▸ **Exercise task**: Print every entry, word for word, and skip the images.

▸ **Exercise input**:
◆ ◆ ◆ ◆ ◆ ◆ ◆

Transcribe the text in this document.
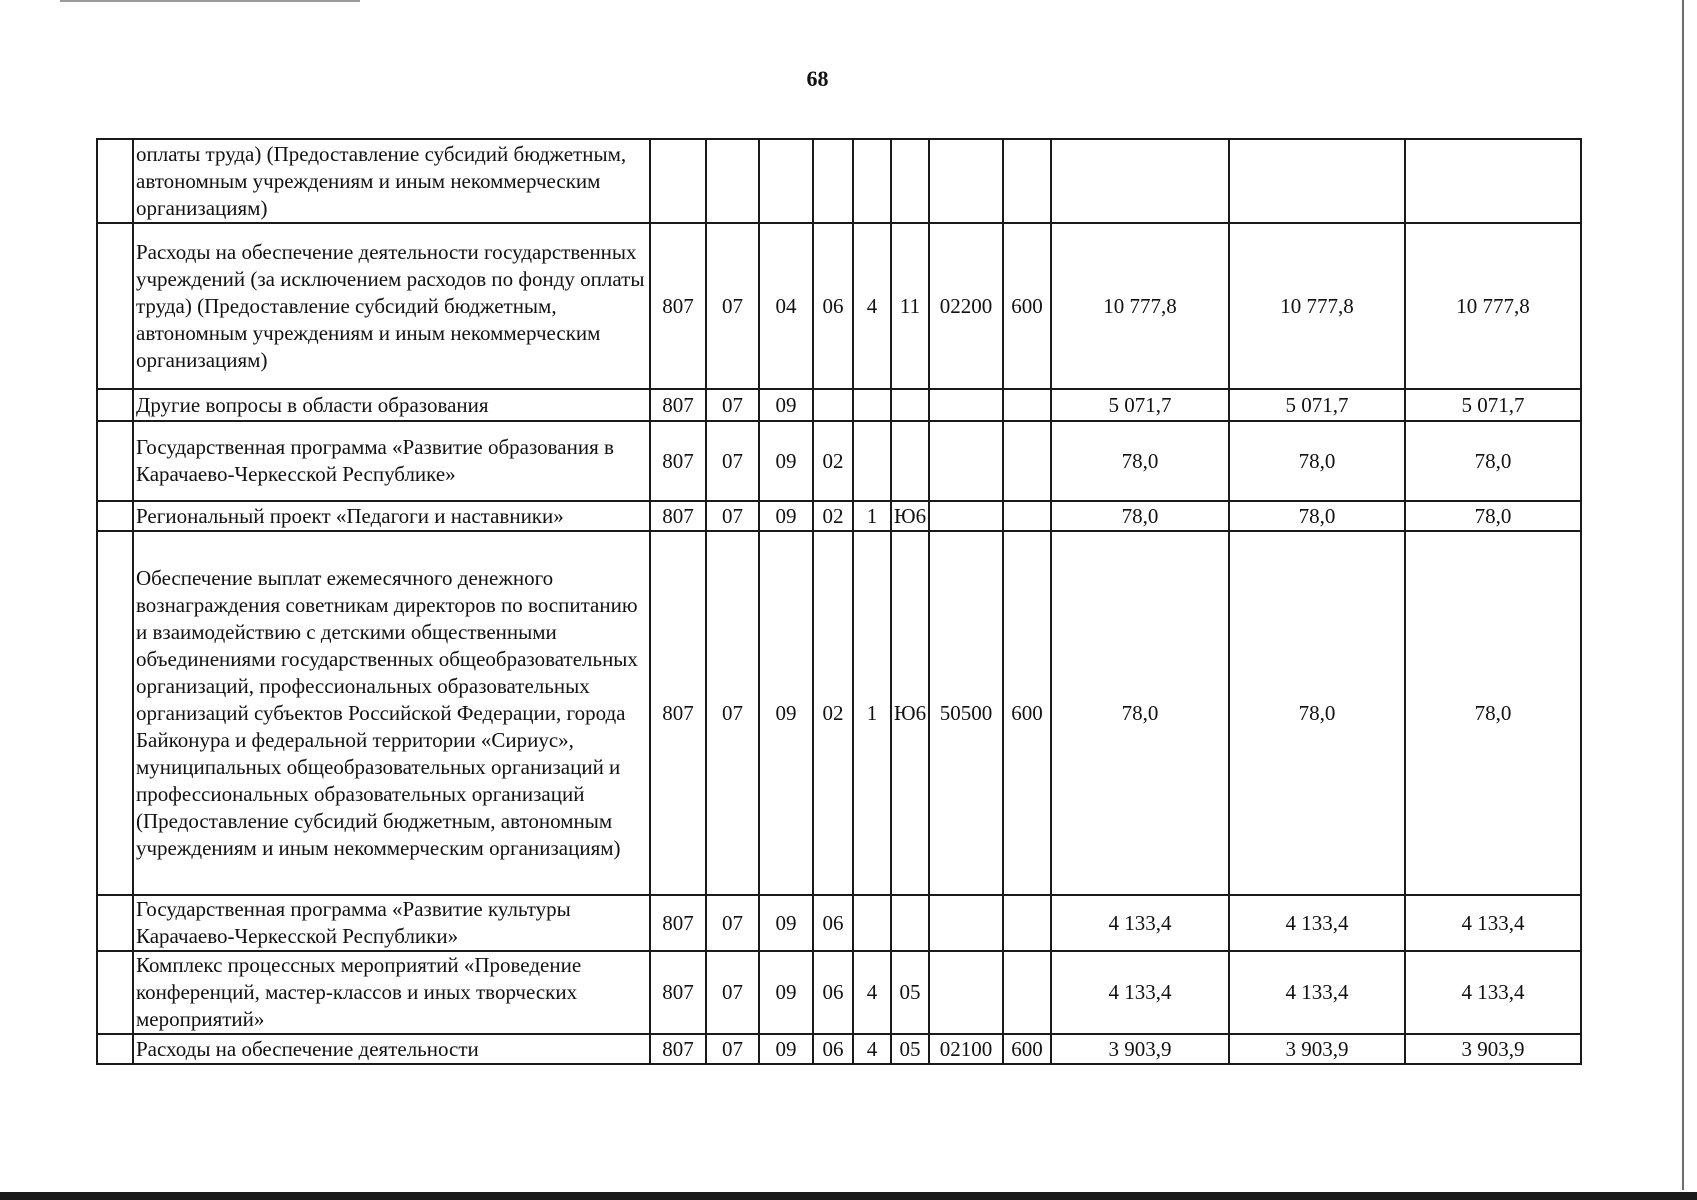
68
	оплаты труда) (Предоставление субсидий бюджетным, автономным учреждениям и иным некоммерческим организациям)											
	Расходы на обеспечение деятельности государственных учреждений (за исключением расходов по фонду оплаты труда) (Предоставление субсидий бюджетным, автономным учреждениям и иным некоммерческим организациям)	807	07	04	06	4	11	02200	600	10 777,8	10 777,8	10 777,8
	Другие вопросы в области образования	807	07	09						5 071,7	5 071,7	5 071,7
	Государственная программа «Развитие образования в Карачаево-Черкесской Республике»	807	07	09	02					78,0	78,0	78,0
	Региональный проект «Педагоги и наставники»	807	07	09	02	1	Ю6			78,0	78,0	78,0
	Обеспечение выплат ежемесячного денежного вознаграждения советникам директоров по воспитанию и взаимодействию с детскими общественными объединениями государственных общеобразовательных организаций, профессиональных образовательных организаций субъектов Российской Федерации, города Байконура и федеральной территории «Сириус», муниципальных общеобразовательных организаций и профессиональных образовательных организаций (Предоставление субсидий бюджетным, автономным учреждениям и иным некоммерческим организациям)	807	07	09	02	1	Ю6	50500	600	78,0	78,0	78,0
	Государственная программа «Развитие культуры Карачаево-Черкесской Республики»	807	07	09	06					4 133,4	4 133,4	4 133,4
	Комплекс процессных мероприятий «Проведение конференций, мастер-классов и иных творческих мероприятий»	807	07	09	06	4	05			4 133,4	4 133,4	4 133,4
	Расходы на обеспечение деятельности	807	07	09	06	4	05	02100	600	3 903,9	3 903,9	3 903,9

◆ ◆ ◆ ◆ ◆ ◆ ◆

▸ **Reply to the task**:
Transcribe the text in this document.
68
	оплаты труда) (Предоставление субсидий бюджетным, автономным учреждениям и иным некоммерческим организациям)											
	Расходы на обеспечение деятельности государственных учреждений (за исключением расходов по фонду оплаты труда) (Предоставление субсидий бюджетным, автономным учреждениям и иным некоммерческим организациям)	807	07	04	06	4	11	02200	600	10 777,8	10 777,8	10 777,8
	Другие вопросы в области образования	807	07	09						5 071,7	5 071,7	5 071,7
	Государственная программа «Развитие образования в Карачаево-Черкесской Республике»	807	07	09	02					78,0	78,0	78,0
	Региональный проект «Педагоги и наставники»	807	07	09	02	1	Ю6			78,0	78,0	78,0
	Обеспечение выплат ежемесячного денежного вознаграждения советникам директоров по воспитанию и взаимодействию с детскими общественными объединениями государственных общеобразовательных организаций, профессиональных образовательных организаций субъектов Российской Федерации, города Байконура и федеральной территории «Сириус», муниципальных общеобразовательных организаций и профессиональных образовательных организаций (Предоставление субсидий бюджетным, автономным учреждениям и иным некоммерческим организациям)	807	07	09	02	1	Ю6	50500	600	78,0	78,0	78,0
	Государственная программа «Развитие культуры Карачаево-Черкесской Республики»	807	07	09	06					4 133,4	4 133,4	4 133,4
	Комплекс процессных мероприятий «Проведение конференций, мастер-классов и иных творческих мероприятий»	807	07	09	06	4	05			4 133,4	4 133,4	4 133,4
	Расходы на обеспечение деятельности	807	07	09	06	4	05	02100	600	3 903,9	3 903,9	3 903,9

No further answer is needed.